Set problem -
Reproduce each line that includes the word "inmueble".

Data listing -
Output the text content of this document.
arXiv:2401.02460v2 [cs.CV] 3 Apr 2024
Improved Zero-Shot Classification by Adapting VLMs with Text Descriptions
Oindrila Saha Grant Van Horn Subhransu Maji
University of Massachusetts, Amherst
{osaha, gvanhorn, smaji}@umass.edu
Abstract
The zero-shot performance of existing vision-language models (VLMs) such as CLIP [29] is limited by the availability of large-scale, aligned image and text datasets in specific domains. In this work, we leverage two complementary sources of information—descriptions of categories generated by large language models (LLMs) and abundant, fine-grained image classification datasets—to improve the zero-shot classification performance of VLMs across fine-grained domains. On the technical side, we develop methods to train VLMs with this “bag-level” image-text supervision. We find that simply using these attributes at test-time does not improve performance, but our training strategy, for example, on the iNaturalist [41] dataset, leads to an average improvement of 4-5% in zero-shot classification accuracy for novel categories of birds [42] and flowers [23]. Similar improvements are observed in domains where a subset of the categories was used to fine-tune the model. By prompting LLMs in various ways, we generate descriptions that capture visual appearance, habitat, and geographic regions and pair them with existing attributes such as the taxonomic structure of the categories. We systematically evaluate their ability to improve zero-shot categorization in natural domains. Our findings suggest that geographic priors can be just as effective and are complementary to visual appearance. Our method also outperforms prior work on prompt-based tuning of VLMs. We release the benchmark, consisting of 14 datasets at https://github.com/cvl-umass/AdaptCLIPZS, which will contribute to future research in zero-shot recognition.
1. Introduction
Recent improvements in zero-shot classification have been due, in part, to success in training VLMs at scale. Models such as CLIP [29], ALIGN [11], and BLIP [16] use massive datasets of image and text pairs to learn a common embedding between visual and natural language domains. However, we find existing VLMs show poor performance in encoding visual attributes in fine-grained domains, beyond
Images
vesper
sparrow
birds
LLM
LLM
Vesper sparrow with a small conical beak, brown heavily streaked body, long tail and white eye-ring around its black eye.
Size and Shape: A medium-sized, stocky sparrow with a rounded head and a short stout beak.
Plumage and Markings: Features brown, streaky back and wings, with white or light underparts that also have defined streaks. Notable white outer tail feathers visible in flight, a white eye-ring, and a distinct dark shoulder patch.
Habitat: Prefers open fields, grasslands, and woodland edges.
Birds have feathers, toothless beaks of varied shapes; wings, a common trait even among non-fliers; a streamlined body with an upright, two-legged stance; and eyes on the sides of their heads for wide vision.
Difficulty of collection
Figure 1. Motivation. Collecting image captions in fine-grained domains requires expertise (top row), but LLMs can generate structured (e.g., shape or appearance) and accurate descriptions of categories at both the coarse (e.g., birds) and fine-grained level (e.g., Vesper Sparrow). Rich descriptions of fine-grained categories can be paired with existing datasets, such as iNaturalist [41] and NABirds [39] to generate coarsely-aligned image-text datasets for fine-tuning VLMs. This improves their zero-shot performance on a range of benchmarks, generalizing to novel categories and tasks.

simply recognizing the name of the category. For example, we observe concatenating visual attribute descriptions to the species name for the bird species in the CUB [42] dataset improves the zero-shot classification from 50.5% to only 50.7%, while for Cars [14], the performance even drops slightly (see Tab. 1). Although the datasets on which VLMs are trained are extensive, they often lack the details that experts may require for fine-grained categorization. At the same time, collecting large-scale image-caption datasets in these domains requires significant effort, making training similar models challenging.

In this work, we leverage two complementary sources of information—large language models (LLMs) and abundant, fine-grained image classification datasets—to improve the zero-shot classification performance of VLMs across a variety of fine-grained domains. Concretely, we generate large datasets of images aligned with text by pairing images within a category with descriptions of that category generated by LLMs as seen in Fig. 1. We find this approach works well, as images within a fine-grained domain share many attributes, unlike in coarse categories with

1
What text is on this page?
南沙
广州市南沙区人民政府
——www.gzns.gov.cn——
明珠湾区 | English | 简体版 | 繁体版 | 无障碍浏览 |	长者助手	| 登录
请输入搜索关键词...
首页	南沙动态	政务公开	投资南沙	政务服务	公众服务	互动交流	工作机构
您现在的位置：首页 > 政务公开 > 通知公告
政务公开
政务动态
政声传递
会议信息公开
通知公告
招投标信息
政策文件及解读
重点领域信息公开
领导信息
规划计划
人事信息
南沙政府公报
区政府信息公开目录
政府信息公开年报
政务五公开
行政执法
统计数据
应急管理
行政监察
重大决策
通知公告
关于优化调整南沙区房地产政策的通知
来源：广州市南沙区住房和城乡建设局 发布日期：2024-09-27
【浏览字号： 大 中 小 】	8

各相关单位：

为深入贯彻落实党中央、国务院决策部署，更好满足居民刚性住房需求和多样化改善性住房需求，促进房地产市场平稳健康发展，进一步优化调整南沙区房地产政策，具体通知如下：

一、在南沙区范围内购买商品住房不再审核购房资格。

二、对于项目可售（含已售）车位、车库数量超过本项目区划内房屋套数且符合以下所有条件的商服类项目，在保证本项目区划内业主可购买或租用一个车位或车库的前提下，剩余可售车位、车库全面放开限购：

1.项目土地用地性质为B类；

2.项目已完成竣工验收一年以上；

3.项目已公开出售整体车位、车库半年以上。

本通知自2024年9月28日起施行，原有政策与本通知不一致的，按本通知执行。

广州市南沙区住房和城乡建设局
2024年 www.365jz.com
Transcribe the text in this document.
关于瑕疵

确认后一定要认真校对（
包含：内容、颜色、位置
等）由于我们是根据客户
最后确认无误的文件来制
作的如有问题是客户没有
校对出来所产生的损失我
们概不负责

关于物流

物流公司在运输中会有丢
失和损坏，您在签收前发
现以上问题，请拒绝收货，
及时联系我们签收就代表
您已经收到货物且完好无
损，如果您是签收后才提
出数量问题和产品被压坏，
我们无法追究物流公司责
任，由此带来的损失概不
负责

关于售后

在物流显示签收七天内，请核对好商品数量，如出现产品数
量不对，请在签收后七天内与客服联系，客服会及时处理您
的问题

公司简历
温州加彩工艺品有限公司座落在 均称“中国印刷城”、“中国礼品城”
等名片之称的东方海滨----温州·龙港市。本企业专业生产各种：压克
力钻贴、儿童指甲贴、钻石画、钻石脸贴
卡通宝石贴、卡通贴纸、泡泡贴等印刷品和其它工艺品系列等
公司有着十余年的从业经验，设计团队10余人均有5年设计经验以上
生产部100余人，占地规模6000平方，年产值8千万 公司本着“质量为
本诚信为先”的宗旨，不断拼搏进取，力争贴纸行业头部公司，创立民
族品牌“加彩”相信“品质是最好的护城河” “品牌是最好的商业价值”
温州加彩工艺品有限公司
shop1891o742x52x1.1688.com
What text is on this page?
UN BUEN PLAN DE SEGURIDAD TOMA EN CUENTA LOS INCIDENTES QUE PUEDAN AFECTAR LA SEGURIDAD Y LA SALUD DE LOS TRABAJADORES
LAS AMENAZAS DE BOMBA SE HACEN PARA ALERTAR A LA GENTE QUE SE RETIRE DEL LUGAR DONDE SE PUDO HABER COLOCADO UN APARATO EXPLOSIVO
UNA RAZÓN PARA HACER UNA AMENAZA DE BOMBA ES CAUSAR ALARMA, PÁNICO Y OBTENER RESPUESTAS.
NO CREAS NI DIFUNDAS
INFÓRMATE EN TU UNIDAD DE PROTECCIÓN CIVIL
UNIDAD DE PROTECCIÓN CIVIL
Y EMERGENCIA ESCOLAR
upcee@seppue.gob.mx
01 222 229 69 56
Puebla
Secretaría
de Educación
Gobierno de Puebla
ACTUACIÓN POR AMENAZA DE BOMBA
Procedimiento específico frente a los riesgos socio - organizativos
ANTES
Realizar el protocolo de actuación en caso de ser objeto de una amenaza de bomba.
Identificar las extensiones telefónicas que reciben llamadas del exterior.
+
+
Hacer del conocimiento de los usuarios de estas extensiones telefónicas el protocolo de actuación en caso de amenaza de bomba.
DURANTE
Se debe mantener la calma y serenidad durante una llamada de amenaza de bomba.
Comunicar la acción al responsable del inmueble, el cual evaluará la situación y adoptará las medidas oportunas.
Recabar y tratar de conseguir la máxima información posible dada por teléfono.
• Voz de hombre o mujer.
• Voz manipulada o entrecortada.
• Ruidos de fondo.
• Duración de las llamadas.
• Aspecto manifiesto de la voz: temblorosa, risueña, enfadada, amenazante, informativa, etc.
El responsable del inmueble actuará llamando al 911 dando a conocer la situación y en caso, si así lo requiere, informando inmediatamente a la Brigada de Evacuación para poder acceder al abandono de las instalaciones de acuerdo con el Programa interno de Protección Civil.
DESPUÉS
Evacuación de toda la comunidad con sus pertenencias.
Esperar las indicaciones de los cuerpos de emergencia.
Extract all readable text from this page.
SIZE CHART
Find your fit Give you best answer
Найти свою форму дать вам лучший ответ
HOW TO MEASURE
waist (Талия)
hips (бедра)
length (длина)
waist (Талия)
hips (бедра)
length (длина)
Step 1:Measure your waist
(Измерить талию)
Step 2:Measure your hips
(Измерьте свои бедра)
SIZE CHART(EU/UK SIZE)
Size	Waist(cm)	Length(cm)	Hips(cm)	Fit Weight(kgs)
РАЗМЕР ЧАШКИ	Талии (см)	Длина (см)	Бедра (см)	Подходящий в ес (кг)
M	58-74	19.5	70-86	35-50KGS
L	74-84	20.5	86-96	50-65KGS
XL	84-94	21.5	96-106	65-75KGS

Written answer -
Comunicar la acción al responsable del inmueble, el cual evaluará la situación y adoptará las medidas oportunas.
El responsable del inmueble actuará llamando al 911 dando a conocer la situación y en caso, si así lo requiere, informando inmediatamente a la Brigada de Evacuación para poder acceder al abandono de las instalaciones de acuerdo con el Programa interno de Protección Civil.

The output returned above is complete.